Data rows:
--- begin ---
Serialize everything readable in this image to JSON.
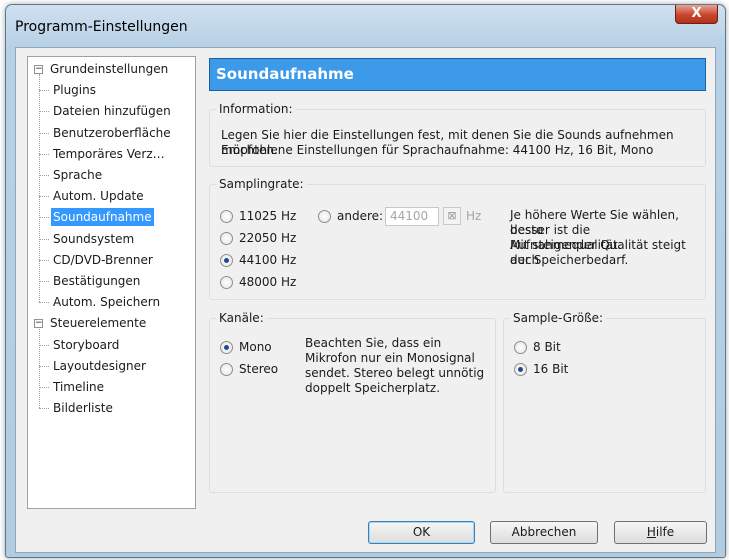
{
  "window": {
    "title": "Programm-Einstellungen",
    "close_symbol": "X"
  },
  "tree": {
    "groups": [
      {
        "label": "Grundeinstellungen",
        "expanded": true,
        "children": [
          "Plugins",
          "Dateien hinzufügen",
          "Benutzeroberfläche",
          "Temporäres Verz…",
          "Sprache",
          "Autom. Update",
          "Soundaufnahme",
          "Soundsystem",
          "CD/DVD-Brenner",
          "Bestätigungen",
          "Autom. Speichern"
        ]
      },
      {
        "label": "Steuerelemente",
        "expanded": true,
        "children": [
          "Storyboard",
          "Layoutdesigner",
          "Timeline",
          "Bilderliste"
        ]
      }
    ],
    "selected": "Soundaufnahme"
  },
  "panel": {
    "title": "Soundaufnahme",
    "header_color": "#3d9ae8",
    "information": {
      "legend": "Information:",
      "line1": "Legen Sie hier die Einstellungen fest, mit denen Sie die Sounds aufnehmen möchten.",
      "line2": "Empfohlene Einstellungen für Sprachaufnahme: 44100 Hz, 16 Bit, Mono"
    },
    "samplingrate": {
      "legend": "Samplingrate:",
      "options": [
        "11025 Hz",
        "22050 Hz",
        "44100 Hz",
        "48000 Hz"
      ],
      "selected": "44100 Hz",
      "other_label": "andere:",
      "other_value": "44100",
      "other_unit": "Hz",
      "calc_icon": "calculator-icon",
      "note": [
        "Je höhere Werte Sie wählen, desto",
        "besser ist die Aufnahmequalität.",
        "Mit steigender Qualität steigt auch",
        "der Speicherbedarf."
      ]
    },
    "kanaele": {
      "legend": "Kanäle:",
      "options": [
        "Mono",
        "Stereo"
      ],
      "selected": "Mono",
      "note": [
        "Beachten Sie, dass ein",
        "Mikrofon nur ein Monosignal",
        "sendet. Stereo belegt unnötig",
        "doppelt Speicherplatz."
      ]
    },
    "sample_groesse": {
      "legend": "Sample-Größe:",
      "options": [
        "8 Bit",
        "16 Bit"
      ],
      "selected": "16 Bit"
    }
  },
  "buttons": {
    "ok": "OK",
    "cancel": "Abbrechen",
    "help_first": "H",
    "help_rest": "ilfe"
  }
}
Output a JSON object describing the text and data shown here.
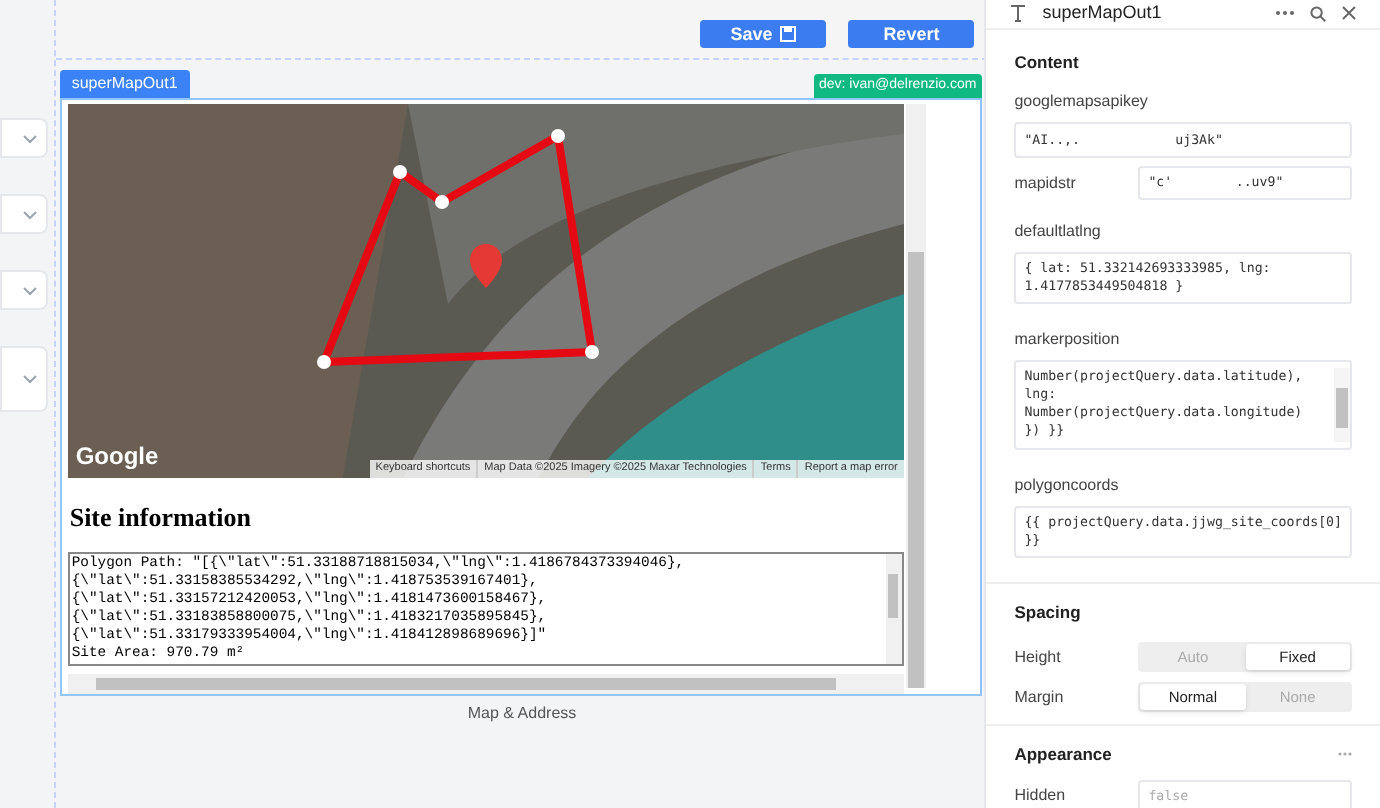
{
  "toolbar": {
    "buttons": [
      {
        "label": "Save",
        "kind": "save"
      },
      {
        "label": "Revert",
        "kind": "plain"
      }
    ]
  },
  "left_dropdowns": [
    {
      "kind": "short"
    },
    {
      "kind": "short"
    },
    {
      "kind": "short"
    },
    {
      "kind": "tall"
    }
  ],
  "component": {
    "name_tag": "superMapOut1",
    "user_tag": "dev: ivan@delrenzio.com",
    "map": {
      "logo": "Google",
      "attribution": [
        "Keyboard shortcuts",
        "Map Data ©2025 Imagery ©2025 Maxar Technologies",
        "Terms",
        "Report a map error"
      ]
    },
    "heading": "Site information",
    "output_lines": [
      "Polygon Path: \"[{\\\"lat\\\":51.33188718815034,\\\"lng\\\":1.4186784373394046},",
      "{\\\"lat\\\":51.33158385534292,\\\"lng\\\":1.418753539167401},",
      "{\\\"lat\\\":51.33157212420053,\\\"lng\\\":1.4181473600158467},",
      "{\\\"lat\\\":51.33183858800075,\\\"lng\\\":1.4183217035895845},",
      "{\\\"lat\\\":51.33179333954004,\\\"lng\\\":1.418412898689696}]\"",
      "Site Area: 970.79 m²"
    ]
  },
  "section_label": "Map & Address",
  "inspector": {
    "title": "superMapOut1",
    "content_heading": "Content",
    "fields": [
      {
        "label": "googlemapsapikey",
        "kind": "wide",
        "value": "\"AI..,.            uj3Ak\""
      },
      {
        "label": "mapidstr",
        "kind": "inline",
        "value": "\"c'        ..uv9\""
      },
      {
        "label": "defaultlatlng",
        "kind": "code",
        "lines": [
          "{ lat: 51.332142693333985, lng:",
          "1.4177853449504818 }"
        ]
      },
      {
        "label": "markerposition",
        "kind": "scrollcode",
        "lines": [
          "Number(projectQuery.data.latitude),",
          "lng:",
          "Number(projectQuery.data.longitude)",
          "}) }}"
        ]
      },
      {
        "label": "polygoncoords",
        "kind": "code",
        "lines": [
          "{{ projectQuery.data.jjwg_site_coords[0]",
          "}}"
        ]
      }
    ],
    "spacing_heading": "Spacing",
    "segments": [
      {
        "label": "Height",
        "options": [
          {
            "label": "Auto",
            "selected": false
          },
          {
            "label": "Fixed",
            "selected": true
          }
        ]
      },
      {
        "label": "Margin",
        "options": [
          {
            "label": "Normal",
            "selected": true
          },
          {
            "label": "None",
            "selected": false
          }
        ]
      }
    ],
    "appearance_heading": "Appearance",
    "hidden": {
      "label": "Hidden",
      "placeholder": "false"
    }
  }
}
--- end ---
Request:
Output the full set of records above without changing a word, and drop the images.

Task output:
Serialize everything readable in this image to JSON.
{
  "window": {
    "title": "Programm-Einstellungen",
    "close_symbol": "X"
  },
  "tree": {
    "groups": [
      {
        "label": "Grundeinstellungen",
        "expanded": true,
        "children": [
          "Plugins",
          "Dateien hinzufügen",
          "Benutzeroberfläche",
          "Temporäres Verz…",
          "Sprache",
          "Autom. Update",
          "Soundaufnahme",
          "Soundsystem",
          "CD/DVD-Brenner",
          "Bestätigungen",
          "Autom. Speichern"
        ]
      },
      {
        "label": "Steuerelemente",
        "expanded": true,
        "children": [
          "Storyboard",
          "Layoutdesigner",
          "Timeline",
          "Bilderliste"
        ]
      }
    ],
    "selected": "Soundaufnahme"
  },
  "panel": {
    "title": "Soundaufnahme",
    "header_color": "#3d9ae8",
    "information": {
      "legend": "Information:",
      "line1": "Legen Sie hier die Einstellungen fest, mit denen Sie die Sounds aufnehmen möchten.",
      "line2": "Empfohlene Einstellungen für Sprachaufnahme: 44100 Hz, 16 Bit, Mono"
    },
    "samplingrate": {
      "legend": "Samplingrate:",
      "options": [
        "11025 Hz",
        "22050 Hz",
        "44100 Hz",
        "48000 Hz"
      ],
      "selected": "44100 Hz",
      "other_label": "andere:",
      "other_value": "44100",
      "other_unit": "Hz",
      "calc_icon": "calculator-icon",
      "note": [
        "Je höhere Werte Sie wählen, desto",
        "besser ist die Aufnahmequalität.",
        "Mit steigender Qualität steigt auch",
        "der Speicherbedarf."
      ]
    },
    "kanaele": {
      "legend": "Kanäle:",
      "options": [
        "Mono",
        "Stereo"
      ],
      "selected": "Mono",
      "note": [
        "Beachten Sie, dass ein",
        "Mikrofon nur ein Monosignal",
        "sendet. Stereo belegt unnötig",
        "doppelt Speicherplatz."
      ]
    },
    "sample_groesse": {
      "legend": "Sample-Größe:",
      "options": [
        "8 Bit",
        "16 Bit"
      ],
      "selected": "16 Bit"
    }
  },
  "buttons": {
    "ok": "OK",
    "cancel": "Abbrechen",
    "help_first": "H",
    "help_rest": "ilfe"
  }
}
Output a JSON object describing the text and data shown here.
{
  "toolbar": {
    "buttons": [
      {
        "label": "Save",
        "kind": "save"
      },
      {
        "label": "Revert",
        "kind": "plain"
      }
    ]
  },
  "left_dropdowns": [
    {
      "kind": "short"
    },
    {
      "kind": "short"
    },
    {
      "kind": "short"
    },
    {
      "kind": "tall"
    }
  ],
  "component": {
    "name_tag": "superMapOut1",
    "user_tag": "dev: ivan@delrenzio.com",
    "map": {
      "logo": "Google",
      "attribution": [
        "Keyboard shortcuts",
        "Map Data ©2025 Imagery ©2025 Maxar Technologies",
        "Terms",
        "Report a map error"
      ]
    },
    "heading": "Site information",
    "output_lines": [
      "Polygon Path: \"[{\\\"lat\\\":51.33188718815034,\\\"lng\\\":1.4186784373394046},",
      "{\\\"lat\\\":51.33158385534292,\\\"lng\\\":1.418753539167401},",
      "{\\\"lat\\\":51.33157212420053,\\\"lng\\\":1.4181473600158467},",
      "{\\\"lat\\\":51.33183858800075,\\\"lng\\\":1.4183217035895845},",
      "{\\\"lat\\\":51.33179333954004,\\\"lng\\\":1.418412898689696}]\"",
      "Site Area: 970.79 m²"
    ]
  },
  "section_label": "Map & Address",
  "inspector": {
    "title": "superMapOut1",
    "content_heading": "Content",
    "fields": [
      {
        "label": "googlemapsapikey",
        "kind": "wide",
        "value": "\"AI..,.            uj3Ak\""
      },
      {
        "label": "mapidstr",
        "kind": "inline",
        "value": "\"c'        ..uv9\""
      },
      {
        "label": "defaultlatlng",
        "kind": "code",
        "lines": [
          "{ lat: 51.332142693333985, lng:",
          "1.4177853449504818 }"
        ]
      },
      {
        "label": "markerposition",
        "kind": "scrollcode",
        "lines": [
          "Number(projectQuery.data.latitude),",
          "lng:",
          "Number(projectQuery.data.longitude)",
          "}) }}"
        ]
      },
      {
        "label": "polygoncoords",
        "kind": "code",
        "lines": [
          "{{ projectQuery.data.jjwg_site_coords[0]",
          "}}"
        ]
      }
    ],
    "spacing_heading": "Spacing",
    "segments": [
      {
        "label": "Height",
        "options": [
          {
            "label": "Auto",
            "selected": false
          },
          {
            "label": "Fixed",
            "selected": true
          }
        ]
      },
      {
        "label": "Margin",
        "options": [
          {
            "label": "Normal",
            "selected": true
          },
          {
            "label": "None",
            "selected": false
          }
        ]
      }
    ],
    "appearance_heading": "Appearance",
    "hidden": {
      "label": "Hidden",
      "placeholder": "false"
    }
  }
}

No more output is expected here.